[begin Dataset content]
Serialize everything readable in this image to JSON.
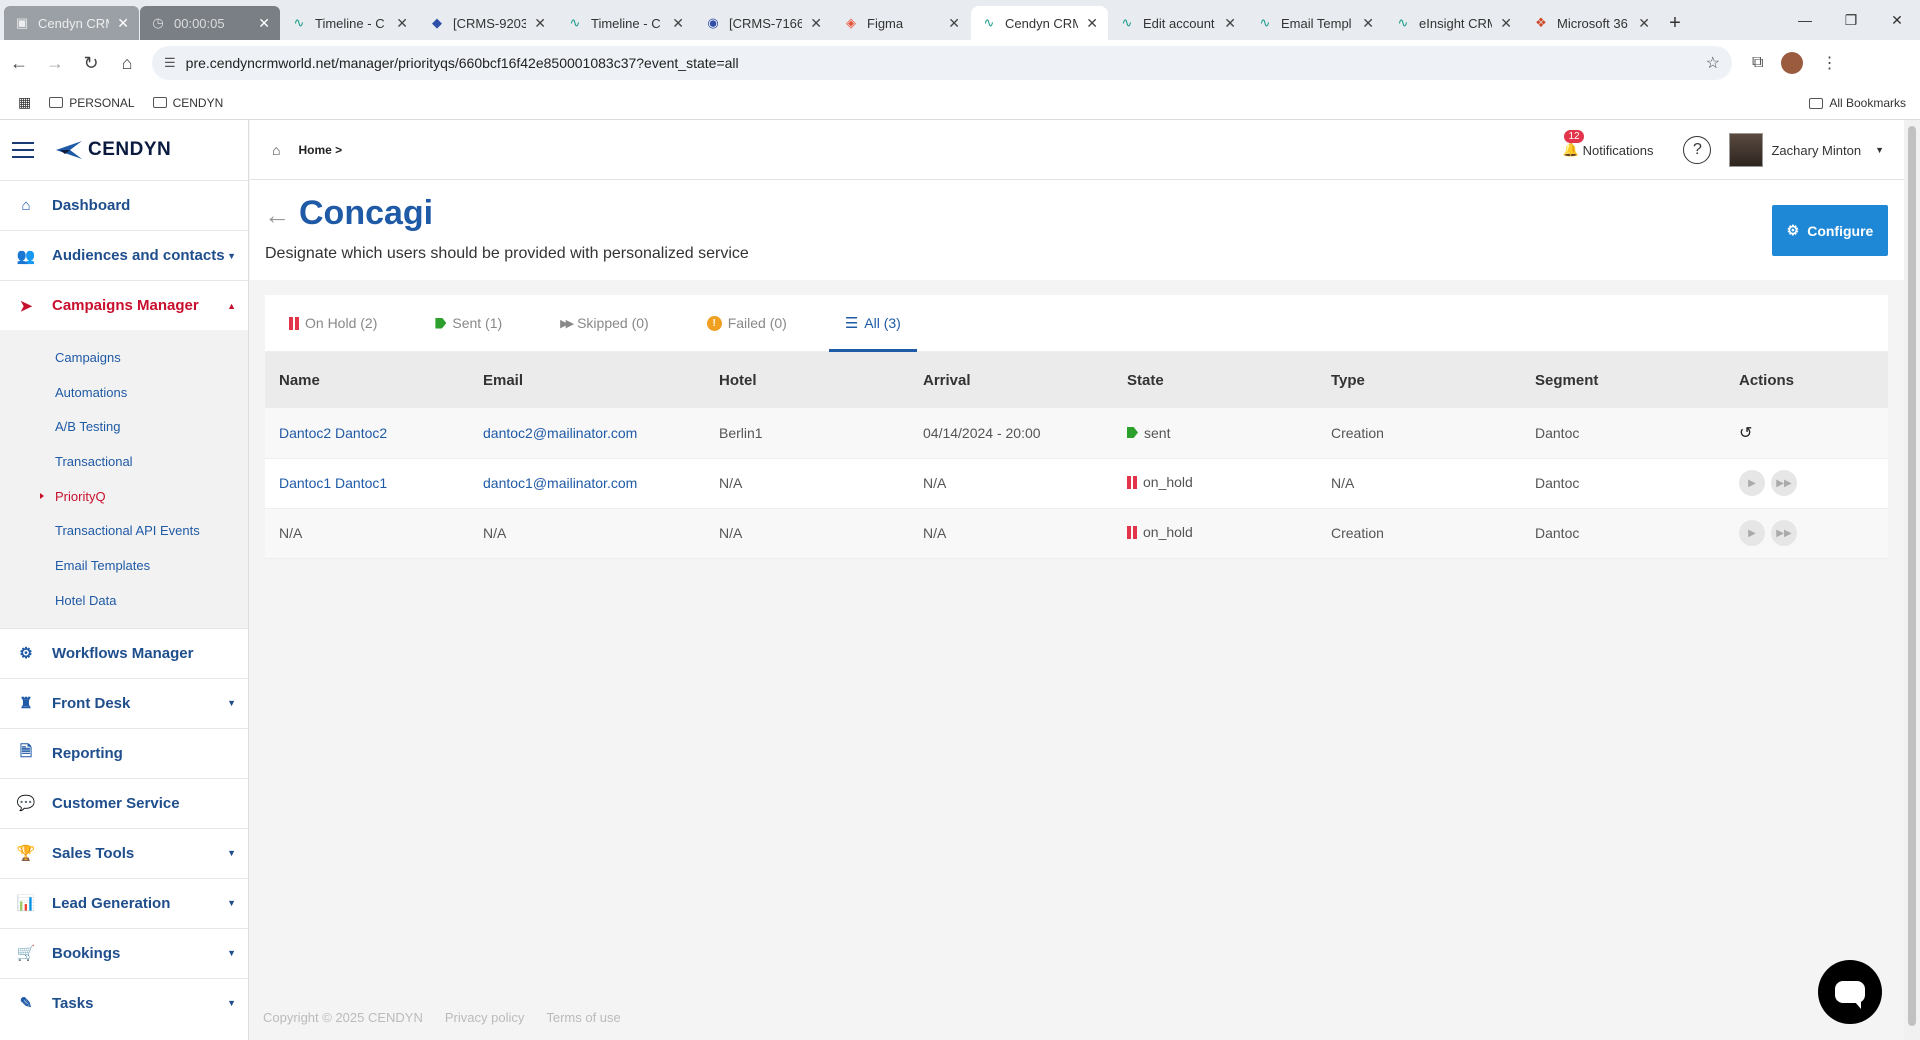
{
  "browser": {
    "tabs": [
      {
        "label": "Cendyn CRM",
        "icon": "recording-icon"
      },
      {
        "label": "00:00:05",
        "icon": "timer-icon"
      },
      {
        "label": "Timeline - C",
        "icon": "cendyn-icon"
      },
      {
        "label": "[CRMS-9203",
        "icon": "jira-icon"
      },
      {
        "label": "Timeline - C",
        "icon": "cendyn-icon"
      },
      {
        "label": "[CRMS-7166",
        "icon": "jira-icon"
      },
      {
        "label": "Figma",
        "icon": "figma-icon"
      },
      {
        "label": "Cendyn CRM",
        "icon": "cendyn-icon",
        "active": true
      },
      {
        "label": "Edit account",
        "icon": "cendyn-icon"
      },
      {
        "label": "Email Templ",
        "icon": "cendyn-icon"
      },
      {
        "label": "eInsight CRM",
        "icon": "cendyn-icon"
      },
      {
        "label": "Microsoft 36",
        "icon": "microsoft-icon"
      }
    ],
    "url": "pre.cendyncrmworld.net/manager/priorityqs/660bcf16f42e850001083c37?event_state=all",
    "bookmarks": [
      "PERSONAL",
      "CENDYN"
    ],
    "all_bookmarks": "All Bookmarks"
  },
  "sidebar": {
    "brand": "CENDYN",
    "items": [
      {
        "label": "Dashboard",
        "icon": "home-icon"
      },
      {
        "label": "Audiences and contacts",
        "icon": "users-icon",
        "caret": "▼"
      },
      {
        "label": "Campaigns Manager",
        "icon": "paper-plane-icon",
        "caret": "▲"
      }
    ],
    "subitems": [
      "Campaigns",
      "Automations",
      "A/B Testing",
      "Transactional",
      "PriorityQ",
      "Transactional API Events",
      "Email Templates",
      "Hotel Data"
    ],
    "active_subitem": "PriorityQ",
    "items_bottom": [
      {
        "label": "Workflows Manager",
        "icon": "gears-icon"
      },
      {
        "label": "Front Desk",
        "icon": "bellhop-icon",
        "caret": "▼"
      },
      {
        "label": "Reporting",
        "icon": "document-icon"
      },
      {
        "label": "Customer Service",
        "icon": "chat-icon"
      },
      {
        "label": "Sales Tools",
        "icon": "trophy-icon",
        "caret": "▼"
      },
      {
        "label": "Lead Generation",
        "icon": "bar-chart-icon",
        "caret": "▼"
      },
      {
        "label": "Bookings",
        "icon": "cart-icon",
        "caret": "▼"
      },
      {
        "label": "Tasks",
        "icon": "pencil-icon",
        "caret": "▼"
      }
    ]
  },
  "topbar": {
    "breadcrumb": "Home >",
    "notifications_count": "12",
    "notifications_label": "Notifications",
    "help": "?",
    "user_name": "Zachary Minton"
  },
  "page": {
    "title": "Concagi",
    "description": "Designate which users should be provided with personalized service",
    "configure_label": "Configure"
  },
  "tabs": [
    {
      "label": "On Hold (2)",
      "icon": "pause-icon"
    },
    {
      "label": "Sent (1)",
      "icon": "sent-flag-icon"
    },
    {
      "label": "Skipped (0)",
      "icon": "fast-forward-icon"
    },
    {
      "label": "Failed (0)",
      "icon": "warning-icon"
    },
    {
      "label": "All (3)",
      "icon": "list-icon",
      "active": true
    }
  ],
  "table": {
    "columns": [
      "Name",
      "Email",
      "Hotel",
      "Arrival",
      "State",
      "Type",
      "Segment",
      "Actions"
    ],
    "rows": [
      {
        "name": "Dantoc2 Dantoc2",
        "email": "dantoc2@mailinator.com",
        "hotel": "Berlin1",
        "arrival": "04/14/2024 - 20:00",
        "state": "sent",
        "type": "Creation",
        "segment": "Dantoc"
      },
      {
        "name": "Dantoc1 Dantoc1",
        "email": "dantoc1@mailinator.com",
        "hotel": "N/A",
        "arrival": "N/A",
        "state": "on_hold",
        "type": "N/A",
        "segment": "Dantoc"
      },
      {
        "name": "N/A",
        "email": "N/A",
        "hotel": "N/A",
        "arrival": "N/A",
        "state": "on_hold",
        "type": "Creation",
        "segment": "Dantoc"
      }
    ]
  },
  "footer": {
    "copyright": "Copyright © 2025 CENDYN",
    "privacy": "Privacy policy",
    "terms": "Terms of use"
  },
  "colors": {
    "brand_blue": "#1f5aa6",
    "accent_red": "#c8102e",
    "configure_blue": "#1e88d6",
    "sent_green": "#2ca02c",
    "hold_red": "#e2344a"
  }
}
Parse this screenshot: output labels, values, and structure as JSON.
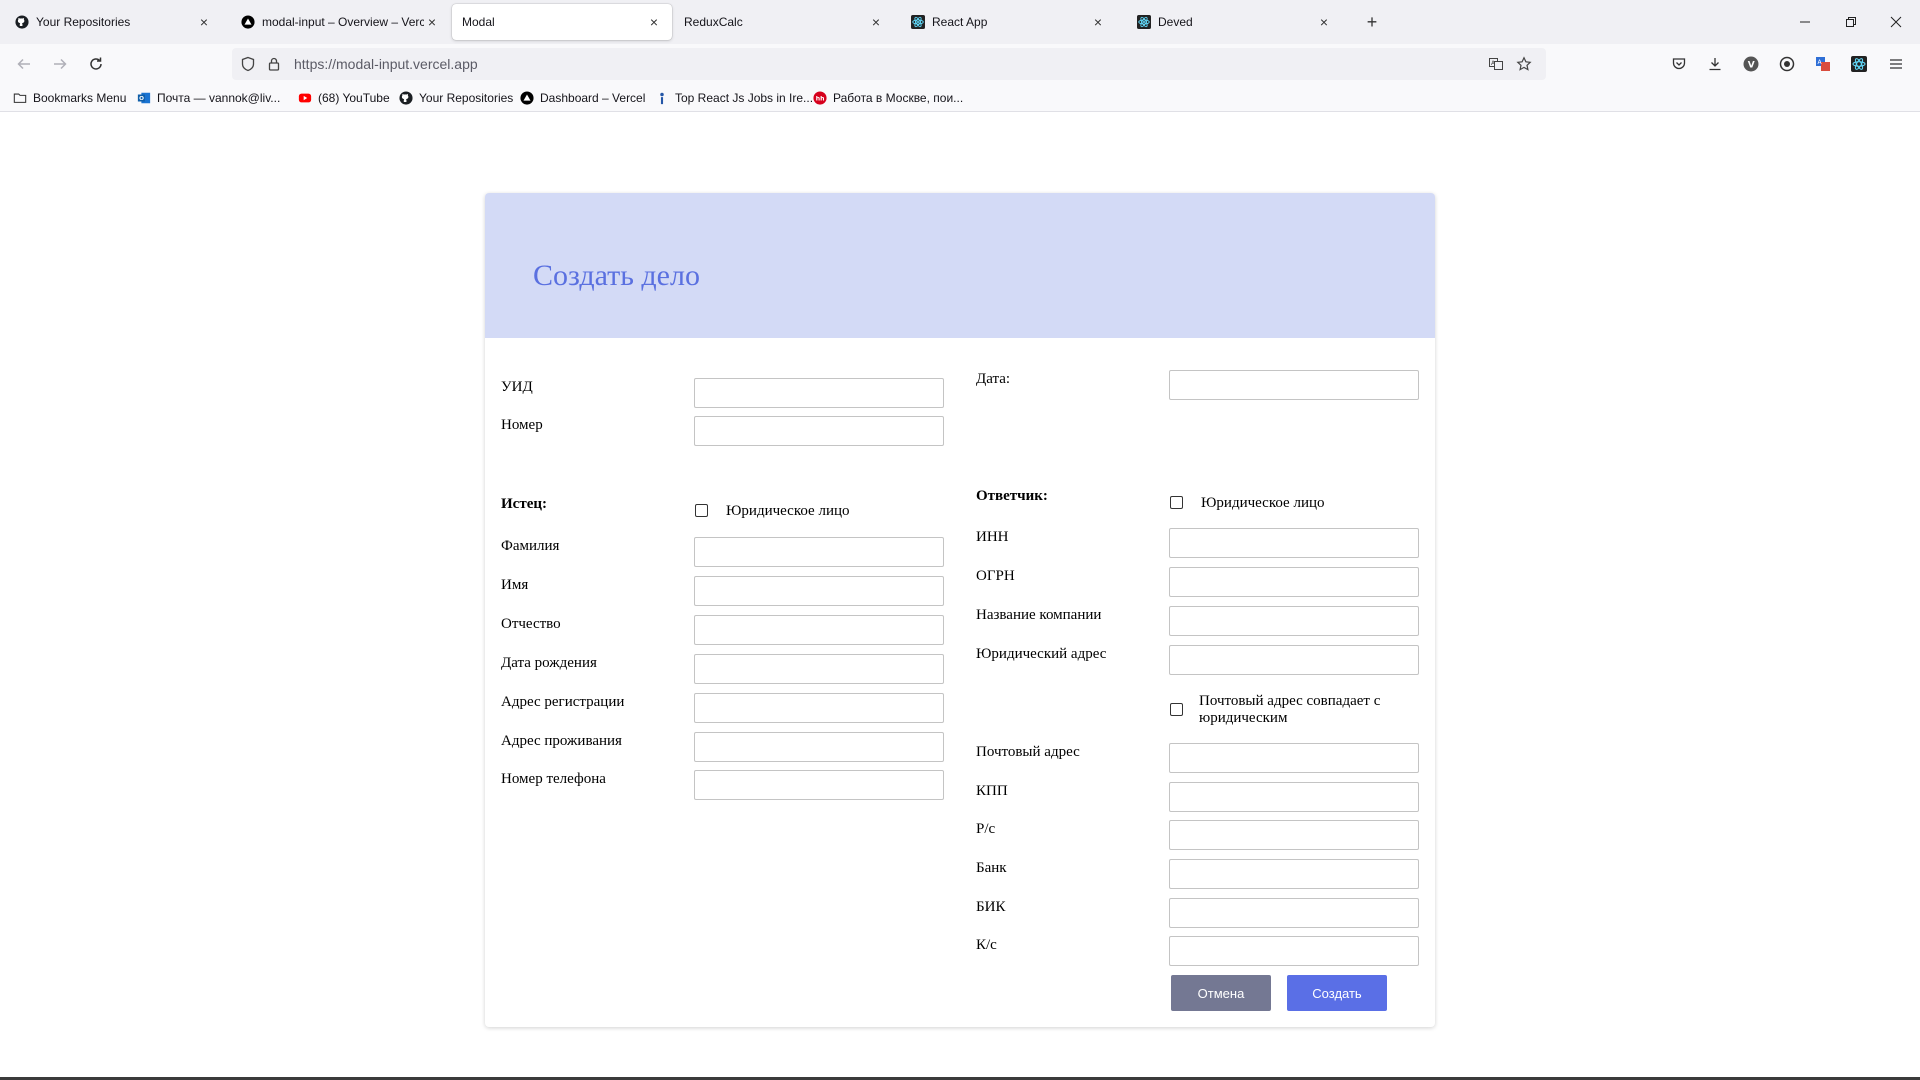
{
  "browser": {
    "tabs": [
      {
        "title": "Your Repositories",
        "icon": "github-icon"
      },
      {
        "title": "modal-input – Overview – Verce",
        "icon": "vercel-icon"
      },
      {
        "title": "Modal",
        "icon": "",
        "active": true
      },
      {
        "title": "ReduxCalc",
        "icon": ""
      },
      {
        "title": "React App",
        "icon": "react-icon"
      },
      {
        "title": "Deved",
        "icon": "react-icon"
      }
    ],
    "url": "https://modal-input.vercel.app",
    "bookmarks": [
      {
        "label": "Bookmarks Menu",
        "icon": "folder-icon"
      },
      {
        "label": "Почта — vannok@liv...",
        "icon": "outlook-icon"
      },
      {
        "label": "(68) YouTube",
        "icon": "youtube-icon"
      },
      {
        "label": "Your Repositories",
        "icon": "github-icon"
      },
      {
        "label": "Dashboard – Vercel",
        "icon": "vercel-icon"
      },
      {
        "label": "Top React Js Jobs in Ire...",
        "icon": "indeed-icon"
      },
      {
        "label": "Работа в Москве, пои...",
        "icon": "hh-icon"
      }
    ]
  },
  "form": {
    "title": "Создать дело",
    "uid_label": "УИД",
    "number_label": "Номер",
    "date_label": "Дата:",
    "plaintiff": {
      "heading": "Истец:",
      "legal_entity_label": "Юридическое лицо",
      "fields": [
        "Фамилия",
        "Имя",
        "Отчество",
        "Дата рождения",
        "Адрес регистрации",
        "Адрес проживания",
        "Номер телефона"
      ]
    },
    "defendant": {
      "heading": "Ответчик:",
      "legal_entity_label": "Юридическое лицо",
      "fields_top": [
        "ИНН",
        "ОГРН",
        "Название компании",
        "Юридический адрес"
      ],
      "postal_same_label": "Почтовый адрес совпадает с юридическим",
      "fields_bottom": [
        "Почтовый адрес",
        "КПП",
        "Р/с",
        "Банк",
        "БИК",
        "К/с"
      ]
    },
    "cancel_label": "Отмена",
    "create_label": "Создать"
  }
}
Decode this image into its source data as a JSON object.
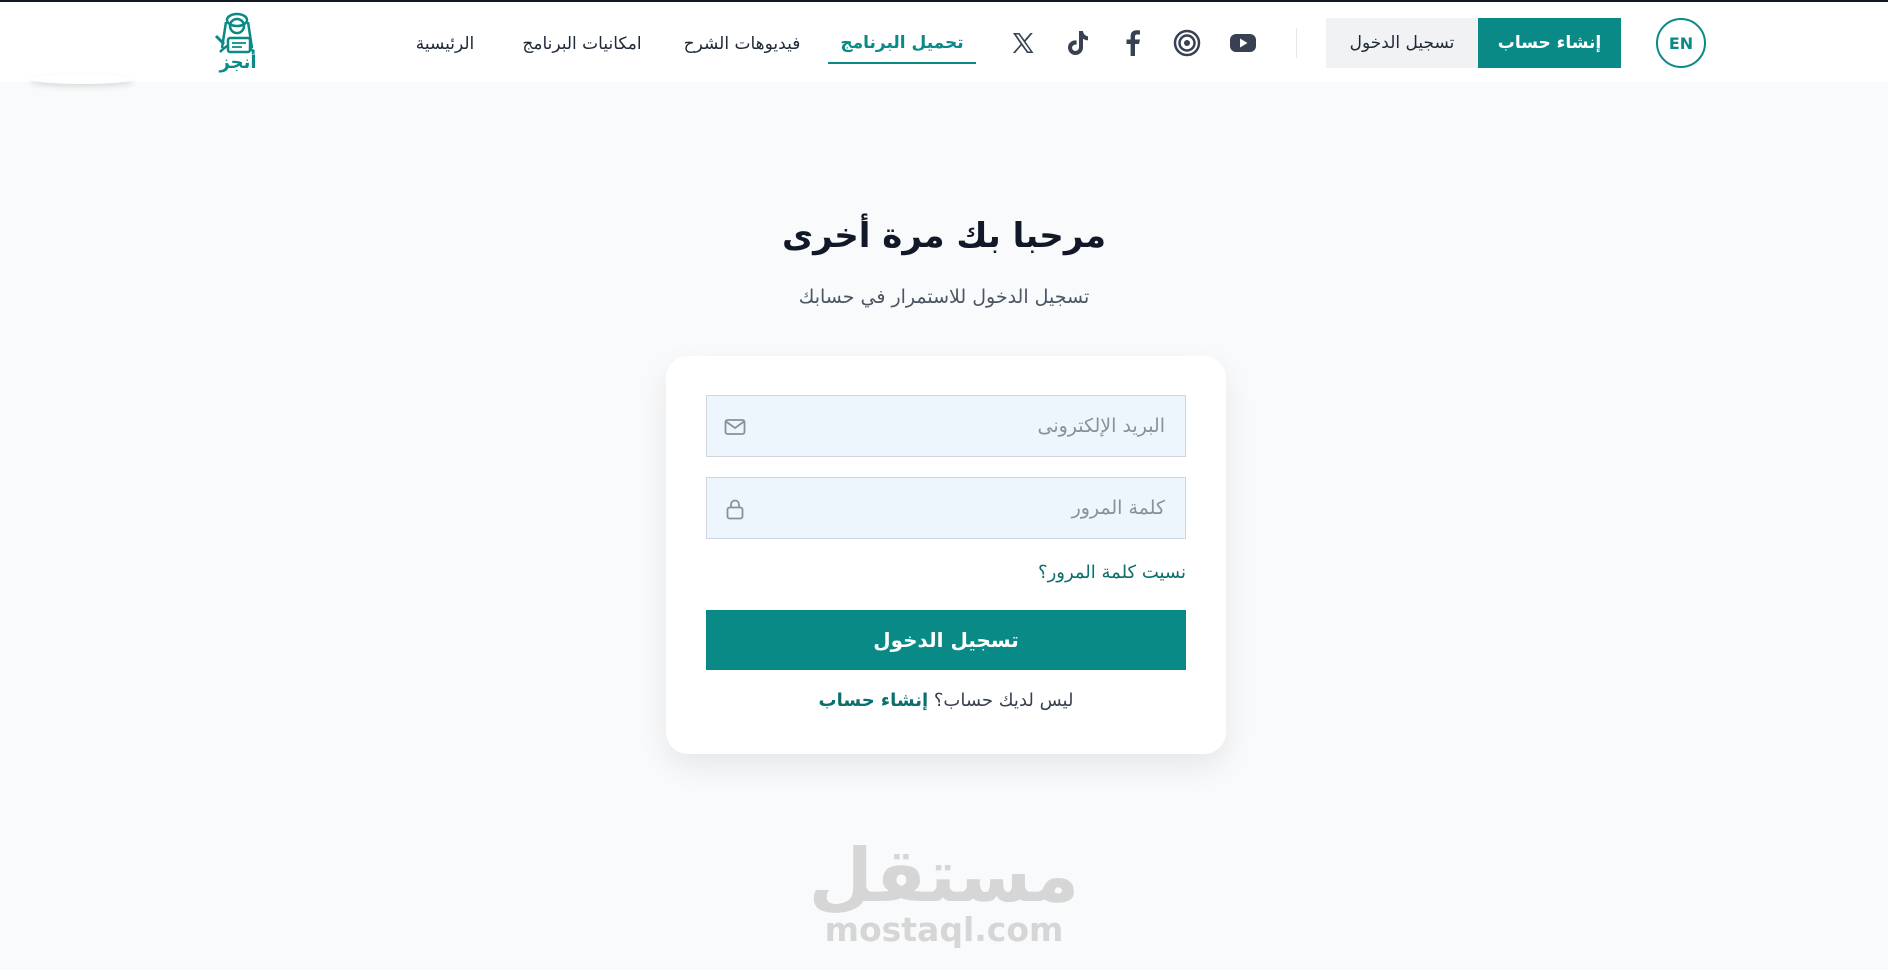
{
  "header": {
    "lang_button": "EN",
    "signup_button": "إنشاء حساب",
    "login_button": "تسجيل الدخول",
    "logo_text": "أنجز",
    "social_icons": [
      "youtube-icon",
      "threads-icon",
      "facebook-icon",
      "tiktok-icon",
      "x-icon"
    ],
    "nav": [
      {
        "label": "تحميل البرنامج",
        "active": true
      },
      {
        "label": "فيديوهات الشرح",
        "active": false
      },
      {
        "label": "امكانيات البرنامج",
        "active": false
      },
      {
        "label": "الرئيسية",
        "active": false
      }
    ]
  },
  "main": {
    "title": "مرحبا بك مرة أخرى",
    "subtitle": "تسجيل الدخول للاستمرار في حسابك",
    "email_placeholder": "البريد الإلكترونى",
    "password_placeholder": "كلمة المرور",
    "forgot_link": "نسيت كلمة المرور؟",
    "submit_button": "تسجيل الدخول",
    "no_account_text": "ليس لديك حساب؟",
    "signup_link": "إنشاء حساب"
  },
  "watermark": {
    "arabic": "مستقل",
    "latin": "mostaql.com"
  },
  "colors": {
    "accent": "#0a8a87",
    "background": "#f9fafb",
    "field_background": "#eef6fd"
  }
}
[end Dataset content]
# Problem statement
Across the records, count the lines holding the string "Почтовый". Give the number and stop.

# In response
2